WRITTEN TASK => All lines in which the word "JSON" occurs are to be extracted.

## start

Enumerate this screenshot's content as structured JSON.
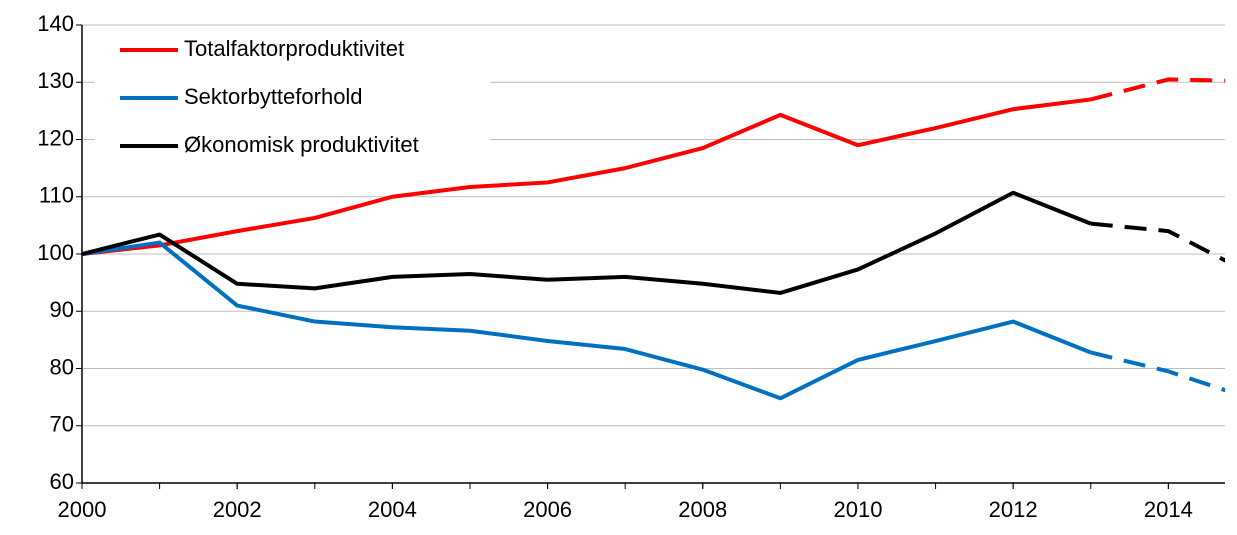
{
  "chart_data": {
    "type": "line",
    "x": [
      2000,
      2001,
      2002,
      2003,
      2004,
      2005,
      2006,
      2007,
      2008,
      2009,
      2010,
      2011,
      2012,
      2013,
      2014,
      2015
    ],
    "series": [
      {
        "name": "Totalfaktorproduktivitet",
        "color": "#ff0000",
        "values": [
          100,
          101.5,
          104,
          106.3,
          110,
          111.7,
          112.5,
          115,
          118.5,
          124.3,
          119,
          122,
          125.3,
          127,
          130.5,
          130.2
        ]
      },
      {
        "name": "Sektorbytteforhold",
        "color": "#0070c0",
        "values": [
          100,
          102,
          91,
          88.2,
          87.2,
          86.6,
          84.8,
          83.4,
          79.8,
          74.8,
          81.5,
          84.8,
          88.2,
          82.8,
          79.5,
          75
        ]
      },
      {
        "name": "Økonomisk produktivitet",
        "color": "#000000",
        "values": [
          100,
          103.4,
          94.8,
          94,
          96,
          96.5,
          95.5,
          96,
          94.8,
          93.2,
          97.3,
          103.6,
          110.7,
          105.3,
          104,
          97
        ]
      }
    ],
    "dashed_from": 2013,
    "xlim": [
      2000,
      2014.73
    ],
    "xticks": [
      2000,
      2002,
      2004,
      2006,
      2008,
      2010,
      2012,
      2014
    ],
    "ylim": [
      60,
      140
    ],
    "yticks": [
      60,
      70,
      80,
      90,
      100,
      110,
      120,
      130,
      140
    ],
    "grid": true,
    "legend": "top-left"
  }
}
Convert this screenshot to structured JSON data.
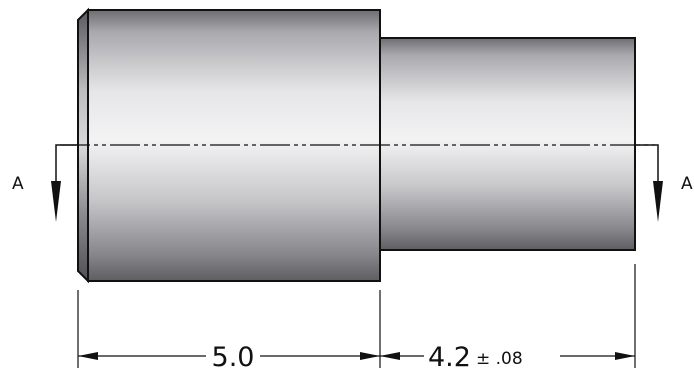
{
  "section": {
    "label_left": "A",
    "label_right": "A"
  },
  "dimensions": {
    "left_length": "5.0",
    "right_length": "4.2",
    "right_tolerance": "± .08"
  }
}
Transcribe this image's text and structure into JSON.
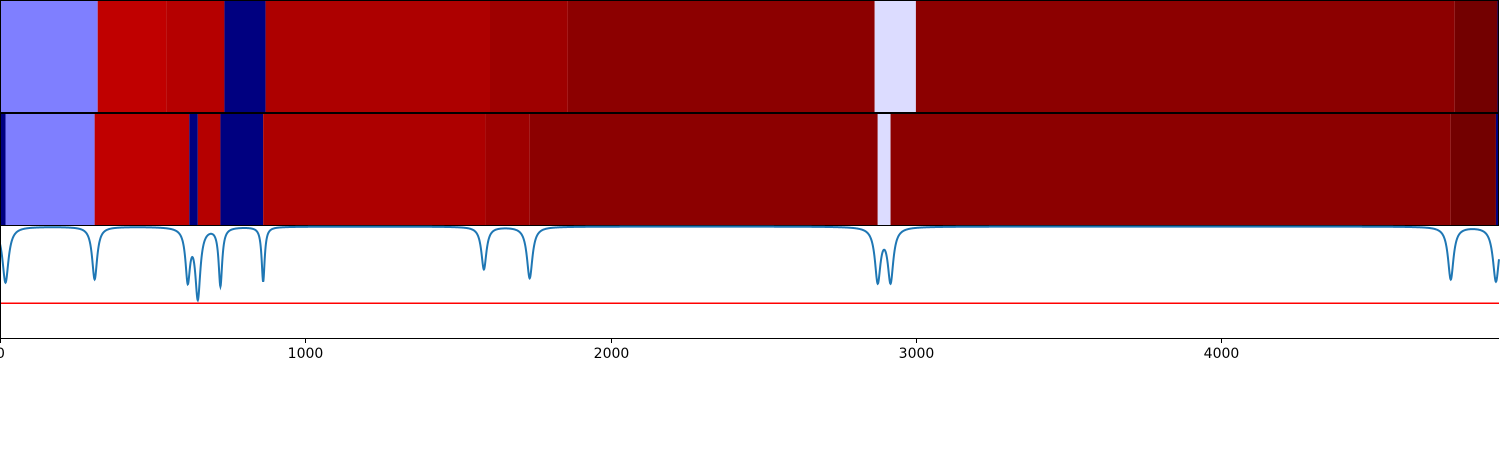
{
  "chart_data": [
    {
      "type": "heatmap",
      "title": "",
      "xlim": [
        0,
        4910
      ],
      "segments": [
        {
          "start": 0,
          "end": 320,
          "color": "#7f7fff"
        },
        {
          "start": 320,
          "end": 545,
          "color": "#c00000"
        },
        {
          "start": 545,
          "end": 735,
          "color": "#b50000"
        },
        {
          "start": 735,
          "end": 870,
          "color": "#000080"
        },
        {
          "start": 870,
          "end": 1605,
          "color": "#ad0000"
        },
        {
          "start": 1605,
          "end": 1860,
          "color": "#9e0000"
        },
        {
          "start": 1860,
          "end": 2865,
          "color": "#8c0000"
        },
        {
          "start": 2865,
          "end": 3000,
          "color": "#dcdcff"
        },
        {
          "start": 3000,
          "end": 4765,
          "color": "#8c0000"
        },
        {
          "start": 4765,
          "end": 4905,
          "color": "#730000"
        },
        {
          "start": 4905,
          "end": 4910,
          "color": "#000080"
        }
      ]
    },
    {
      "type": "heatmap",
      "title": "",
      "xlim": [
        0,
        4910
      ],
      "segments": [
        {
          "start": 0,
          "end": 18,
          "color": "#000080"
        },
        {
          "start": 18,
          "end": 310,
          "color": "#7f7fff"
        },
        {
          "start": 310,
          "end": 620,
          "color": "#c00000"
        },
        {
          "start": 620,
          "end": 648,
          "color": "#000080"
        },
        {
          "start": 648,
          "end": 722,
          "color": "#b50000"
        },
        {
          "start": 722,
          "end": 862,
          "color": "#000080"
        },
        {
          "start": 862,
          "end": 1590,
          "color": "#ad0000"
        },
        {
          "start": 1590,
          "end": 1735,
          "color": "#9e0000"
        },
        {
          "start": 1735,
          "end": 2875,
          "color": "#8c0000"
        },
        {
          "start": 2875,
          "end": 2917,
          "color": "#dcdcff"
        },
        {
          "start": 2917,
          "end": 4752,
          "color": "#8c0000"
        },
        {
          "start": 4752,
          "end": 4900,
          "color": "#730000"
        },
        {
          "start": 4900,
          "end": 4910,
          "color": "#000080"
        }
      ]
    },
    {
      "type": "line",
      "xlim": [
        0,
        4910
      ],
      "ylim": [
        0,
        1
      ],
      "xticks": [
        0,
        1000,
        2000,
        3000,
        4000
      ],
      "xtick_labels": [
        "0",
        "1000",
        "2000",
        "3000",
        "4000"
      ],
      "hline": {
        "y": 0.31,
        "color": "#ff0000"
      },
      "series": [
        {
          "color": "#1f77b4",
          "baseline": 0.995,
          "dips": [
            {
              "x": 18,
              "depth": 0.5,
              "width": 12
            },
            {
              "x": 310,
              "depth": 0.47,
              "width": 10
            },
            {
              "x": 615,
              "depth": 0.46,
              "width": 9
            },
            {
              "x": 648,
              "depth": 0.62,
              "width": 10
            },
            {
              "x": 722,
              "depth": 0.52,
              "width": 7
            },
            {
              "x": 862,
              "depth": 0.49,
              "width": 6
            },
            {
              "x": 1585,
              "depth": 0.38,
              "width": 10
            },
            {
              "x": 1735,
              "depth": 0.46,
              "width": 11
            },
            {
              "x": 2875,
              "depth": 0.48,
              "width": 11
            },
            {
              "x": 2917,
              "depth": 0.48,
              "width": 11
            },
            {
              "x": 4752,
              "depth": 0.47,
              "width": 11
            },
            {
              "x": 4900,
              "depth": 0.49,
              "width": 12
            }
          ]
        }
      ]
    }
  ]
}
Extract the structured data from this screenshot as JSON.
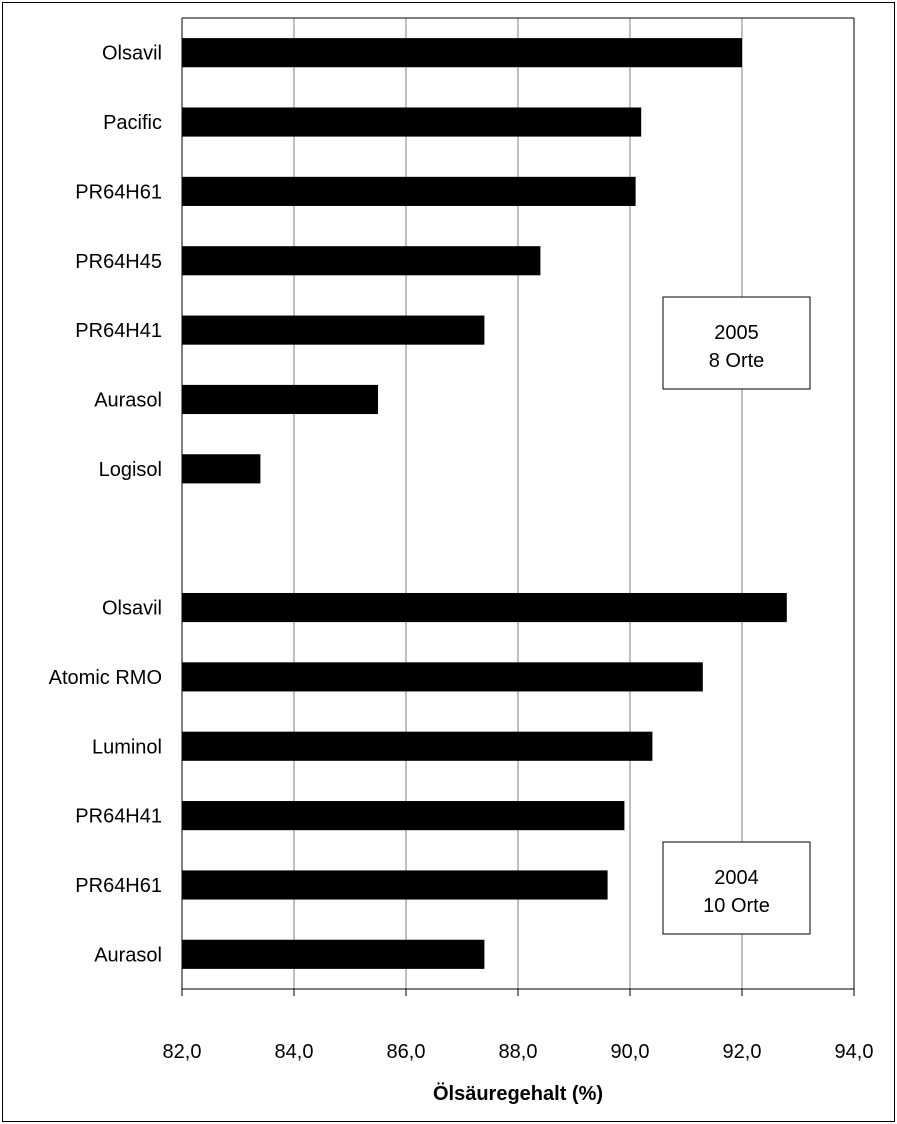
{
  "chart_data": {
    "type": "bar",
    "orientation": "horizontal",
    "xlabel": "Ölsäuregehalt (%)",
    "xlim": [
      82,
      94
    ],
    "xticks": [
      "82,0",
      "84,0",
      "86,0",
      "88,0",
      "90,0",
      "92,0",
      "94,0"
    ],
    "grid": "vertical",
    "groups": [
      {
        "annotation": [
          "2005",
          "8 Orte"
        ],
        "categories": [
          "Olsavil",
          "Pacific",
          "PR64H61",
          "PR64H45",
          "PR64H41",
          "Aurasol",
          "Logisol"
        ],
        "values": [
          92.0,
          90.2,
          90.1,
          88.4,
          87.4,
          85.5,
          83.4
        ]
      },
      {
        "annotation": [
          "2004",
          "10 Orte"
        ],
        "categories": [
          "Olsavil",
          "Atomic RMO",
          "Luminol",
          "PR64H41",
          "PR64H61",
          "Aurasol"
        ],
        "values": [
          92.8,
          91.3,
          90.4,
          89.9,
          89.6,
          87.4
        ]
      }
    ],
    "colors": {
      "bar": "#000000",
      "grid": "#808080",
      "axis": "#000000"
    }
  }
}
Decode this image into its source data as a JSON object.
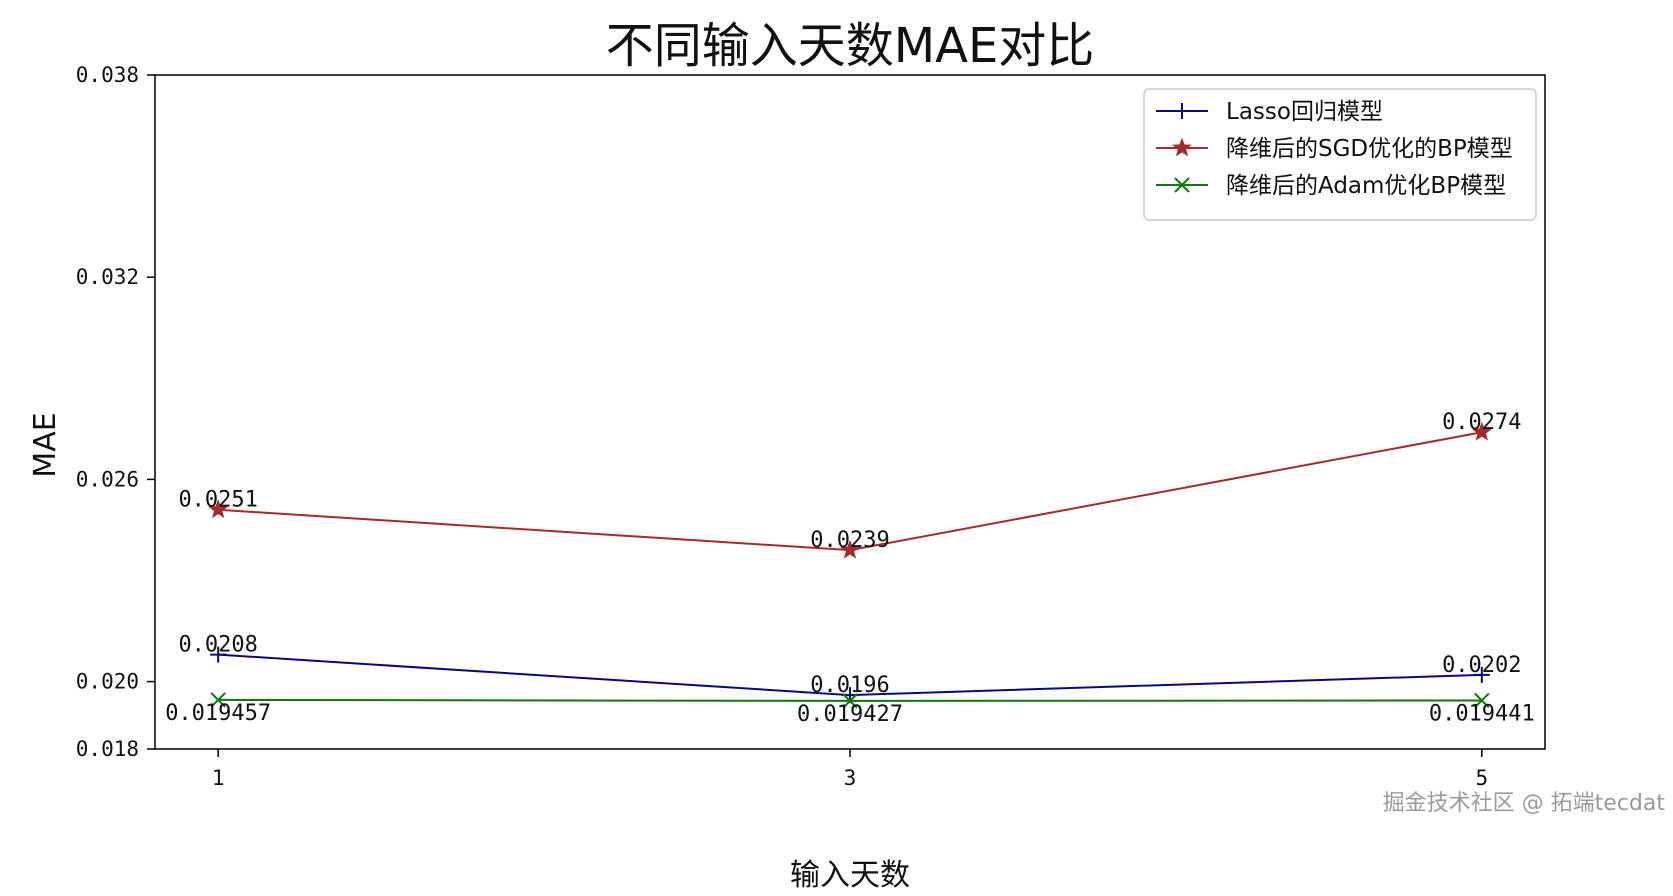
{
  "watermark": "掘金技术社区 @ 拓端tecdat",
  "chart_data": {
    "type": "line",
    "title": "不同输入天数MAE对比",
    "xlabel": "输入天数",
    "ylabel": "MAE",
    "x": [
      1,
      3,
      5
    ],
    "x_ticks": [
      "1",
      "3",
      "5"
    ],
    "y_ticks": [
      "0.018",
      "0.020",
      "0.026",
      "0.032",
      "0.038"
    ],
    "y_tick_values": [
      0.018,
      0.02,
      0.026,
      0.032,
      0.038
    ],
    "xlim": [
      0.8,
      5.2
    ],
    "ylim": [
      0.018,
      0.038
    ],
    "grid": false,
    "legend_position": "top-right",
    "series": [
      {
        "name": "Lasso回归模型",
        "values": [
          0.0208,
          0.0196,
          0.0202
        ],
        "labels": [
          "0.0208",
          "0.0196",
          "0.0202"
        ],
        "color": "#0a0a7a",
        "marker": "plus",
        "label_position": "above"
      },
      {
        "name": "降维后的SGD优化的BP模型",
        "values": [
          0.0251,
          0.0239,
          0.0274
        ],
        "labels": [
          "0.0251",
          "0.0239",
          "0.0274"
        ],
        "color": "#a52a2a",
        "marker": "star",
        "label_position": "above"
      },
      {
        "name": "降维后的Adam优化BP模型",
        "values": [
          0.019457,
          0.019427,
          0.019441
        ],
        "labels": [
          "0.019457",
          "0.019427",
          "0.019441"
        ],
        "color": "#0a7a0a",
        "marker": "x",
        "label_position": "below"
      }
    ]
  }
}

## end

SOLUTION FOR THIS TASK =>
Enumerate this screenshot's content as structured JSON.
Convert this screenshot to structured JSON data.
Transcribe this image's text and structure into JSON.
Extract the structured data from this screenshot as JSON.
Decode this image into its source data as a JSON object.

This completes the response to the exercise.